[Saved entries]
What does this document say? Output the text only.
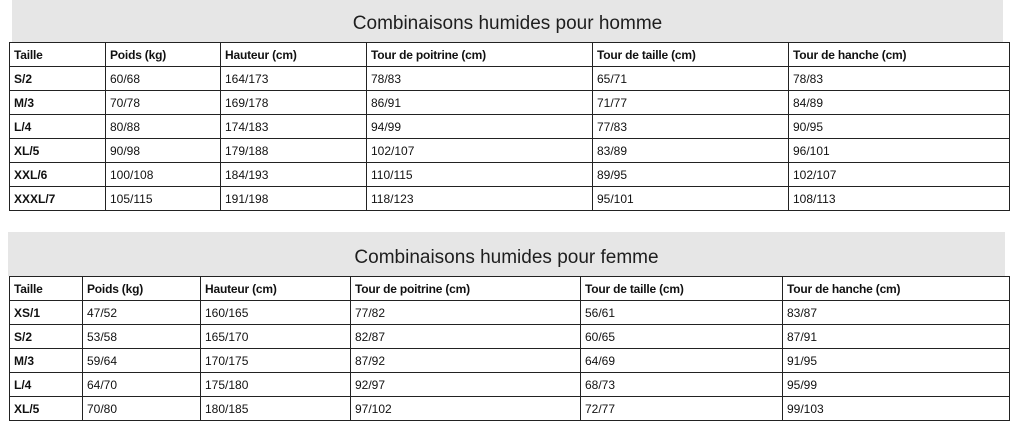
Combinaisons humides pour homme
Taille	Poids (kg)	Hauteur (cm)	Tour de poitrine (cm)	Tour de taille (cm)	Tour de hanche (cm)
S/2	60/68	164/173	78/83	65/71	78/83
M/3	70/78	169/178	86/91	71/77	84/89
L/4	80/88	174/183	94/99	77/83	90/95
XL/5	90/98	179/188	102/107	83/89	96/101
XXL/6	100/108	184/193	110/115	89/95	102/107
XXXL/7	105/115	191/198	118/123	95/101	108/113
Combinaisons humides pour femme
Taille	Poids (kg)	Hauteur (cm)	Tour de poitrine (cm)	Tour de taille (cm)	Tour de hanche (cm)
XS/1	47/52	160/165	77/82	56/61	83/87
S/2	53/58	165/170	82/87	60/65	87/91
M/3	59/64	170/175	87/92	64/69	91/95
L/4	64/70	175/180	92/97	68/73	95/99
XL/5	70/80	180/185	97/102	72/77	99/103
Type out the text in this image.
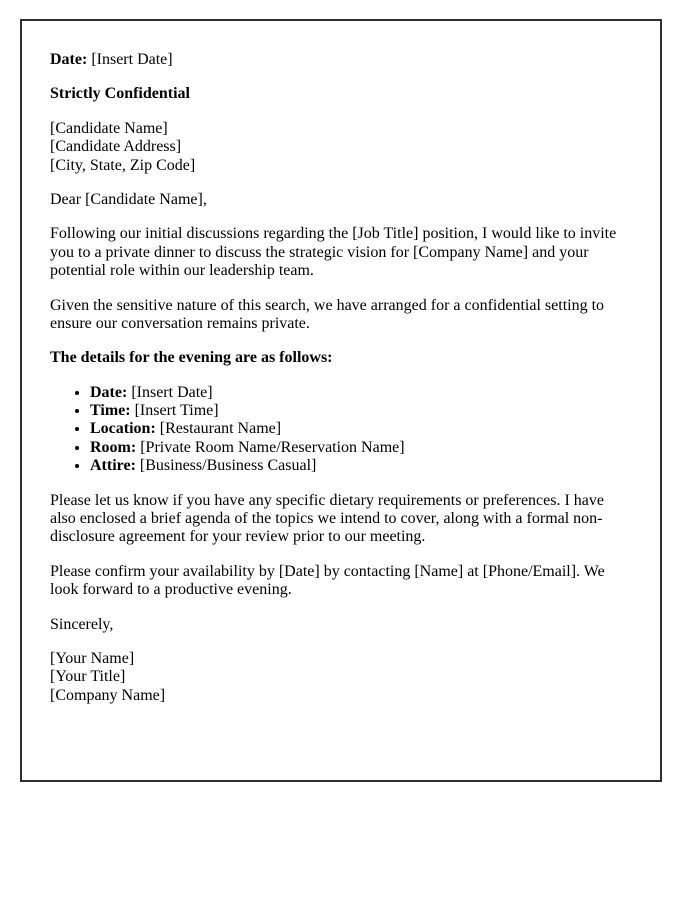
Date: [Insert Date]

Strictly Confidential

[Candidate Name]
[Candidate Address]
[City, State, Zip Code]

Dear [Candidate Name],

Following our initial discussions regarding the [Job Title] position, I would like to invite you to a private dinner to discuss the strategic vision for [Company Name] and your potential role within our leadership team.

Given the sensitive nature of this search, we have arranged for a confidential setting to ensure our conversation remains private.

The details for the evening are as follows:

• Date: [Insert Date]
• Time: [Insert Time]
• Location: [Restaurant Name]
• Room: [Private Room Name/Reservation Name]
• Attire: [Business/Business Casual]

Please let us know if you have any specific dietary requirements or preferences. I have also enclosed a brief agenda of the topics we intend to cover, along with a formal non-disclosure agreement for your review prior to our meeting.

Please confirm your availability by [Date] by contacting [Name] at [Phone/Email]. We look forward to a productive evening.

Sincerely,

[Your Name]
[Your Title]
[Company Name]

> [Goal]: Set each line of the records down exactly, leaving every picture out.

> [Exercise answer]:
What does this document say? Output the text only.
Combinaisons humides pour homme
Taille	Poids (kg)	Hauteur (cm)	Tour de poitrine (cm)	Tour de taille (cm)	Tour de hanche (cm)
S/2	60/68	164/173	78/83	65/71	78/83
M/3	70/78	169/178	86/91	71/77	84/89
L/4	80/88	174/183	94/99	77/83	90/95
XL/5	90/98	179/188	102/107	83/89	96/101
XXL/6	100/108	184/193	110/115	89/95	102/107
XXXL/7	105/115	191/198	118/123	95/101	108/113
Combinaisons humides pour femme
Taille	Poids (kg)	Hauteur (cm)	Tour de poitrine (cm)	Tour de taille (cm)	Tour de hanche (cm)
XS/1	47/52	160/165	77/82	56/61	83/87
S/2	53/58	165/170	82/87	60/65	87/91
M/3	59/64	170/175	87/92	64/69	91/95
L/4	64/70	175/180	92/97	68/73	95/99
XL/5	70/80	180/185	97/102	72/77	99/103
Type out the text in this image.
Date: [Insert Date]

Strictly Confidential

[Candidate Name]
[Candidate Address]
[City, State, Zip Code]

Dear [Candidate Name],

Following our initial discussions regarding the [Job Title] position, I would like to invite you to a private dinner to discuss the strategic vision for [Company Name] and your potential role within our leadership team.

Given the sensitive nature of this search, we have arranged for a confidential setting to ensure our conversation remains private.

The details for the evening are as follows:

• Date: [Insert Date]
• Time: [Insert Time]
• Location: [Restaurant Name]
• Room: [Private Room Name/Reservation Name]
• Attire: [Business/Business Casual]

Please let us know if you have any specific dietary requirements or preferences. I have also enclosed a brief agenda of the topics we intend to cover, along with a formal non-disclosure agreement for your review prior to our meeting.

Please confirm your availability by [Date] by contacting [Name] at [Phone/Email]. We look forward to a productive evening.

Sincerely,

[Your Name]
[Your Title]
[Company Name]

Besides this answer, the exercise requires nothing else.